**Source records**

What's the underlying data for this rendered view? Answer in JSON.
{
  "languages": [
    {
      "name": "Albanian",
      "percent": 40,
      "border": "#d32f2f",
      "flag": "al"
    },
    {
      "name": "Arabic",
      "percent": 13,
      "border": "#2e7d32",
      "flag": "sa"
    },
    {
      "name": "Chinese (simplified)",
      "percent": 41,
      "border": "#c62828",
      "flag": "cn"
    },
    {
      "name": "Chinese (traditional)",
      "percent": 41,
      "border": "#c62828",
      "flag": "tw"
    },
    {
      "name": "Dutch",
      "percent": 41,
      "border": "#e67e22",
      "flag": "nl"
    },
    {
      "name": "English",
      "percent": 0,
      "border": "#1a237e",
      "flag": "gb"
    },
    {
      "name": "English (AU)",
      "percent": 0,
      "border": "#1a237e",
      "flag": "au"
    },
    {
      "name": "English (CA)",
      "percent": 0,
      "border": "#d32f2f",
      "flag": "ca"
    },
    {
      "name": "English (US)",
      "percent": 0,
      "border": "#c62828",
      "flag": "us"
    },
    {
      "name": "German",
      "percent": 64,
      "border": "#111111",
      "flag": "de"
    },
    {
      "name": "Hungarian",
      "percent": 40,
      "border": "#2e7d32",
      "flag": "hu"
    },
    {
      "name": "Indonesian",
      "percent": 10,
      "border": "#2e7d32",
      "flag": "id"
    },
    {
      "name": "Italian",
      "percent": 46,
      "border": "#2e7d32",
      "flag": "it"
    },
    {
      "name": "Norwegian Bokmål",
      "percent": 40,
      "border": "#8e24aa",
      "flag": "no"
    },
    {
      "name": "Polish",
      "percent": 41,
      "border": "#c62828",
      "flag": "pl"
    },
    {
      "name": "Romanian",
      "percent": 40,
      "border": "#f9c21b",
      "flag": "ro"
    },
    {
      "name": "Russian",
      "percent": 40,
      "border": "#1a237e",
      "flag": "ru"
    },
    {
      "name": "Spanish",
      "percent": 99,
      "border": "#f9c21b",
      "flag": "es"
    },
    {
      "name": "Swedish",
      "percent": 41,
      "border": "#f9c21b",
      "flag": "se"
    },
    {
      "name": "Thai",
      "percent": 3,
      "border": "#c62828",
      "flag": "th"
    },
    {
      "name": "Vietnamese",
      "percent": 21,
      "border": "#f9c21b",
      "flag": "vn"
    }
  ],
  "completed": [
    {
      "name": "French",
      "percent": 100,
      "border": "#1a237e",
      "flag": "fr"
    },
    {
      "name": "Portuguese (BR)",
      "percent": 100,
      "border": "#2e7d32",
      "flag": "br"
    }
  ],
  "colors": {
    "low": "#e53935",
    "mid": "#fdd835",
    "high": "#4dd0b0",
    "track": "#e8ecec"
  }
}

**Request**
Indicate how many lines of the material contain the string "Chinese", giving the number and nothing more.

**Correct answer**
2